* _Aim_: Locate all lines in the data below that hold "jperkins" and show them.

* _Data for processing_:
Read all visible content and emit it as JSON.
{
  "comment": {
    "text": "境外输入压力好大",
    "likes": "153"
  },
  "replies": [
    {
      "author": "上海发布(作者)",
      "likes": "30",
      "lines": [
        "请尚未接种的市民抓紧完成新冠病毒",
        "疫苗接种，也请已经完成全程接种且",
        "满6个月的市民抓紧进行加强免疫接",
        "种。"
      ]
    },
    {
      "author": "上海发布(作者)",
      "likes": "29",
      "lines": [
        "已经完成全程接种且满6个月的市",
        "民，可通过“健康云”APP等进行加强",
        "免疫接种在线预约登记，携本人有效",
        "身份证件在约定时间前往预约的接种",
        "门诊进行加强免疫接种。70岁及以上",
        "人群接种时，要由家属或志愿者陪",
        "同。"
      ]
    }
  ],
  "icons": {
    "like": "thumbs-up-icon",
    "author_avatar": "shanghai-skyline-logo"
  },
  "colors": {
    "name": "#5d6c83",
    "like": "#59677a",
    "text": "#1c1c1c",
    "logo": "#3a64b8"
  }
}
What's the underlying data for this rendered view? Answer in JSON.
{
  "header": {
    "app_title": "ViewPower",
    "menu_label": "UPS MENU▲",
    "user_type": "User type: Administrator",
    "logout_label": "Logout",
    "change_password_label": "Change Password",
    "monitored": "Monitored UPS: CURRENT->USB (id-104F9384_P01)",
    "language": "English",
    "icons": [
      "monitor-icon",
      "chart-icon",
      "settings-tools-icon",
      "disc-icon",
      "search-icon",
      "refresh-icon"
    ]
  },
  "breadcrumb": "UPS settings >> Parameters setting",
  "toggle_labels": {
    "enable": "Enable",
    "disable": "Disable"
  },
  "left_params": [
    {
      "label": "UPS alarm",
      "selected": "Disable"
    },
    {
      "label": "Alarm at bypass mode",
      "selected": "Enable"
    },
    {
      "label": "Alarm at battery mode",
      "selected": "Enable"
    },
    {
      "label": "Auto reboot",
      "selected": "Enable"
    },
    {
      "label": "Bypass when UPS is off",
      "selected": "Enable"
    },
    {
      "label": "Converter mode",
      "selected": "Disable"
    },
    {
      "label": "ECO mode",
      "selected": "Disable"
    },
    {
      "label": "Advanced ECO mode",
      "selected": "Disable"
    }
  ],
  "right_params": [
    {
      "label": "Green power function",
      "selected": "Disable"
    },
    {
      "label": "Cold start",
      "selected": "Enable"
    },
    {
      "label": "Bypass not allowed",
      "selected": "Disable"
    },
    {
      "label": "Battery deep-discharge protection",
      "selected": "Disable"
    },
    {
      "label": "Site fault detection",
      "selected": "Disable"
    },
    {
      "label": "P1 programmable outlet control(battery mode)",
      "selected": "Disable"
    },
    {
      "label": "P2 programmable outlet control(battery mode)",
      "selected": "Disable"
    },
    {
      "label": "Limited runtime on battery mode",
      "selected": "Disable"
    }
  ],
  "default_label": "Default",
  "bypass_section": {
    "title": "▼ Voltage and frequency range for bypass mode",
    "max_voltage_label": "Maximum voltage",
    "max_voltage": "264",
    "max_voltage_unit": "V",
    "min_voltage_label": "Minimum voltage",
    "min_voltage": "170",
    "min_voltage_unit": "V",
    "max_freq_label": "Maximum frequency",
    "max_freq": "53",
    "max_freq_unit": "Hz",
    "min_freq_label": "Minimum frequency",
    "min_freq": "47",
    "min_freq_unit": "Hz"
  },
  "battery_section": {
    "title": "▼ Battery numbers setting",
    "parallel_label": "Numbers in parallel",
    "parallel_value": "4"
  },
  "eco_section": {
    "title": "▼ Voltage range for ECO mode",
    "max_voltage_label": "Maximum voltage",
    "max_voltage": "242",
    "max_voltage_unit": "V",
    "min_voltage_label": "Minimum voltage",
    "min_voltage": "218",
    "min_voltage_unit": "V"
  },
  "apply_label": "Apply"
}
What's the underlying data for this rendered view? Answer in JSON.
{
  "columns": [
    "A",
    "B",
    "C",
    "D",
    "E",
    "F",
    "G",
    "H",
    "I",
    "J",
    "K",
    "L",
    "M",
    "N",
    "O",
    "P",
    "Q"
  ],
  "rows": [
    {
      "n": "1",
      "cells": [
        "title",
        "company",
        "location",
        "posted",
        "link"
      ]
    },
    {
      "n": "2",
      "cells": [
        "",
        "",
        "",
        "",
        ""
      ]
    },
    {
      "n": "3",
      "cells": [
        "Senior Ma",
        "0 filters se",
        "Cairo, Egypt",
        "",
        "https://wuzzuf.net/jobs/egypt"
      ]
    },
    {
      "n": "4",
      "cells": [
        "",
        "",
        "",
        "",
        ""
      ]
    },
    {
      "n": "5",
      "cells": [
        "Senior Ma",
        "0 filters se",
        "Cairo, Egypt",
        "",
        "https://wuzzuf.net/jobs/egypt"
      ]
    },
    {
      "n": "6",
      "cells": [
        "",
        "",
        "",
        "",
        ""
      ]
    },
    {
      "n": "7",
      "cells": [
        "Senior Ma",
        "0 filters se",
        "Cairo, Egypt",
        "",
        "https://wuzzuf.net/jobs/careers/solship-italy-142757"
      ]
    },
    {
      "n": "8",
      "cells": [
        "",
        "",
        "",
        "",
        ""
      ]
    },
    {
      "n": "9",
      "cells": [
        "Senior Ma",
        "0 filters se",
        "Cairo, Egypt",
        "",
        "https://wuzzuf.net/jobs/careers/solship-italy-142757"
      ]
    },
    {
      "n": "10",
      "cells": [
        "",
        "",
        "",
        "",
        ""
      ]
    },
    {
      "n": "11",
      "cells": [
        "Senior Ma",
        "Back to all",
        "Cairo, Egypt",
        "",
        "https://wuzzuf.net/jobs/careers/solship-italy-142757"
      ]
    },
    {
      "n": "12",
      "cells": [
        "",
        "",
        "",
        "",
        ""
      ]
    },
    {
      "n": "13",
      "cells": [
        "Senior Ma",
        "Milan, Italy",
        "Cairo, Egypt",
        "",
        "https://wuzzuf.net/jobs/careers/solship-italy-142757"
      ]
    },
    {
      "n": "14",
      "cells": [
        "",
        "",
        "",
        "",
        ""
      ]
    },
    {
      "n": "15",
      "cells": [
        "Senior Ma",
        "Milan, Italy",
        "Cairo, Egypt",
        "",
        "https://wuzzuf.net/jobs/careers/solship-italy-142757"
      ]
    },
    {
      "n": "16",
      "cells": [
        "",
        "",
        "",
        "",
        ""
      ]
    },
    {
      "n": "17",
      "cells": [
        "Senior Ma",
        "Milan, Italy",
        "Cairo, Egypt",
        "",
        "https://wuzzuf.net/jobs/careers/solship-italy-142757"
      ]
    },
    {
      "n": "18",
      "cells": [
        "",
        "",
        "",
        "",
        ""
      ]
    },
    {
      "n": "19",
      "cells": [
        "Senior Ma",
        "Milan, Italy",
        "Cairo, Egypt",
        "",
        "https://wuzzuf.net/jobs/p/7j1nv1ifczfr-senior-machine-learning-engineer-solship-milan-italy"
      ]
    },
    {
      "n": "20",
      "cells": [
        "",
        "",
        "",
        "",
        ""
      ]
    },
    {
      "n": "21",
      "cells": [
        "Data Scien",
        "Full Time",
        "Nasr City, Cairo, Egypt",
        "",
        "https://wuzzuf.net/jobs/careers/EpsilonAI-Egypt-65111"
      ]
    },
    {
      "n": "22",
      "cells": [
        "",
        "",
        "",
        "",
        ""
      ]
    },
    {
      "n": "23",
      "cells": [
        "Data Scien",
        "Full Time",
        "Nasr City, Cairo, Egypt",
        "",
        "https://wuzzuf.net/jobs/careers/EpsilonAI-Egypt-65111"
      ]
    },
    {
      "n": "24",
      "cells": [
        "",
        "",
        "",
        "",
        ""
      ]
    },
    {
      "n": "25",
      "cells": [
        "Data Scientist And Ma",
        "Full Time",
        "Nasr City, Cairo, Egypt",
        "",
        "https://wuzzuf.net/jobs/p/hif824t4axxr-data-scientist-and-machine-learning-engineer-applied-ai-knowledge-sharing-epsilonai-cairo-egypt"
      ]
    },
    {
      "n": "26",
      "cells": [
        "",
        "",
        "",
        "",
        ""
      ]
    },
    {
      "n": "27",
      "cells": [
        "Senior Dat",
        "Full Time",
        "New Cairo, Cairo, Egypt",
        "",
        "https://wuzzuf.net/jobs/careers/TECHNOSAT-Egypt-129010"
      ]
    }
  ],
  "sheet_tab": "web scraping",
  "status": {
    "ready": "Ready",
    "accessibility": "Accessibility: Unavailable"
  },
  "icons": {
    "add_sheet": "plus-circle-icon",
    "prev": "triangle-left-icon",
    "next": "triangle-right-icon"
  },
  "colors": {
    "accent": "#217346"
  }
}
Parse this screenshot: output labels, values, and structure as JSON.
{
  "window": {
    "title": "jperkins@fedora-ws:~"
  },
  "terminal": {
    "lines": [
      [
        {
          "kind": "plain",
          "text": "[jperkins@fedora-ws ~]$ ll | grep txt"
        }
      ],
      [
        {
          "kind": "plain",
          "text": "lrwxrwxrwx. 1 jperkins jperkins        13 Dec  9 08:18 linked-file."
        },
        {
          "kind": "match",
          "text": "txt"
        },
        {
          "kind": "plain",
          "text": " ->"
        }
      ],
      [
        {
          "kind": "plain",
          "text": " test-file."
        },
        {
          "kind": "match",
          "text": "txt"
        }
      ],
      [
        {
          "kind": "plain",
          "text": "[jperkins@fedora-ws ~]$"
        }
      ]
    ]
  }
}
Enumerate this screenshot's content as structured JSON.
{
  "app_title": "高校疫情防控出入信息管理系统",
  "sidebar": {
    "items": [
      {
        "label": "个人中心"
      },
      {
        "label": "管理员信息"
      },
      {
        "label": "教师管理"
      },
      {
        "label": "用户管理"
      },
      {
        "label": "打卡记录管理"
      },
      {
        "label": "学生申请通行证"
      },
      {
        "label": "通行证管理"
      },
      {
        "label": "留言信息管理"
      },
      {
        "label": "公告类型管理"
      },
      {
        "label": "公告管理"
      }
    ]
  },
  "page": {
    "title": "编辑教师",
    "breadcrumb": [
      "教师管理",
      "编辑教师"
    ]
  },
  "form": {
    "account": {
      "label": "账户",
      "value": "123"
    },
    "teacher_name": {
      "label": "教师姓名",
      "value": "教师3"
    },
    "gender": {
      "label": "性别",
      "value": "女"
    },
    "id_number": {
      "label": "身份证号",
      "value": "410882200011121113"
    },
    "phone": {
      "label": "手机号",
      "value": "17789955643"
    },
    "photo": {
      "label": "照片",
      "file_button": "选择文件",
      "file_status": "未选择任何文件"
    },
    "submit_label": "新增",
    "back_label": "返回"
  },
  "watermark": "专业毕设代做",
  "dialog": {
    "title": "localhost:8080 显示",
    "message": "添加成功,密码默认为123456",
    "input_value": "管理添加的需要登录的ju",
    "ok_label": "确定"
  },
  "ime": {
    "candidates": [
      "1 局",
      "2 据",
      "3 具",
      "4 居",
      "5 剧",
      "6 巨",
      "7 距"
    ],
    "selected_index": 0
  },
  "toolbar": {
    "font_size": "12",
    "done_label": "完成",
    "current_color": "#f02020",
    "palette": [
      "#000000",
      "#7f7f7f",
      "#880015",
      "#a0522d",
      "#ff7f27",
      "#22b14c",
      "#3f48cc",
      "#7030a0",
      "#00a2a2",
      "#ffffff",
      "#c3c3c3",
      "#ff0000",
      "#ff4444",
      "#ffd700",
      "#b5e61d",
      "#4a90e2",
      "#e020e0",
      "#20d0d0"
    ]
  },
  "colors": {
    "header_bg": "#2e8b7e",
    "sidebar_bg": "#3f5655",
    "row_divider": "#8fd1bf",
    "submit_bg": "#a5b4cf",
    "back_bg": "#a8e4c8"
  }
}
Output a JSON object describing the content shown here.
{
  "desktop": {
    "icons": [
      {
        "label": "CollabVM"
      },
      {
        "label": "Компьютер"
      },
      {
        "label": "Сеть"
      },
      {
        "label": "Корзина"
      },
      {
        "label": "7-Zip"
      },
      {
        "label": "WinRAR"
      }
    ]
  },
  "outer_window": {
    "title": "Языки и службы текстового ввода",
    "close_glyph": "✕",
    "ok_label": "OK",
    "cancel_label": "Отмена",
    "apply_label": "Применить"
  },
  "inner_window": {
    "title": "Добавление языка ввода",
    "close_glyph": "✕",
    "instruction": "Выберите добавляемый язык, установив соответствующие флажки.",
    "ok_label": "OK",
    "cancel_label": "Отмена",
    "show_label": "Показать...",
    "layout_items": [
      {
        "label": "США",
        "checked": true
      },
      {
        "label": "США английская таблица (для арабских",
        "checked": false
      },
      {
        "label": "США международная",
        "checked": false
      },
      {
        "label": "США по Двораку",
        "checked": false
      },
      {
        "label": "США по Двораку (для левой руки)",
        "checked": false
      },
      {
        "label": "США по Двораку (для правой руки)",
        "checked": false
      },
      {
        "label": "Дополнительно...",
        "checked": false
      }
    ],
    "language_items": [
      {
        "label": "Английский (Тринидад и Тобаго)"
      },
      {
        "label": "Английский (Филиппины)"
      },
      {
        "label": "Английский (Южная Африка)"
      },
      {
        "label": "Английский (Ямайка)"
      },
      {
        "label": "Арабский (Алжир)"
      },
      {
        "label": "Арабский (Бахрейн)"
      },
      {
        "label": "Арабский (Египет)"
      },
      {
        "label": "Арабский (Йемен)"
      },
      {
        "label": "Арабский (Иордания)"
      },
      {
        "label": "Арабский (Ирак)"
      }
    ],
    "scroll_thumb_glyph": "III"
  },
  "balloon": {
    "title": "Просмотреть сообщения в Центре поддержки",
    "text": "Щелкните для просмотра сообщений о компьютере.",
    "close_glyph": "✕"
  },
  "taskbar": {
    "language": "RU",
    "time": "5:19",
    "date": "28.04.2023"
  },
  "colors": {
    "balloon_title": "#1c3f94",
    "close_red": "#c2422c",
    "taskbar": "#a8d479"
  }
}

* _Answer to the task_:
    "title": "jperkins@fedora-ws:~"
          "text": "[jperkins@fedora-ws ~]$ ll | grep txt"
          "text": "lrwxrwxrwx. 1 jperkins jperkins        13 Dec  9 08:18 linked-file."
          "text": "[jperkins@fedora-ws ~]$"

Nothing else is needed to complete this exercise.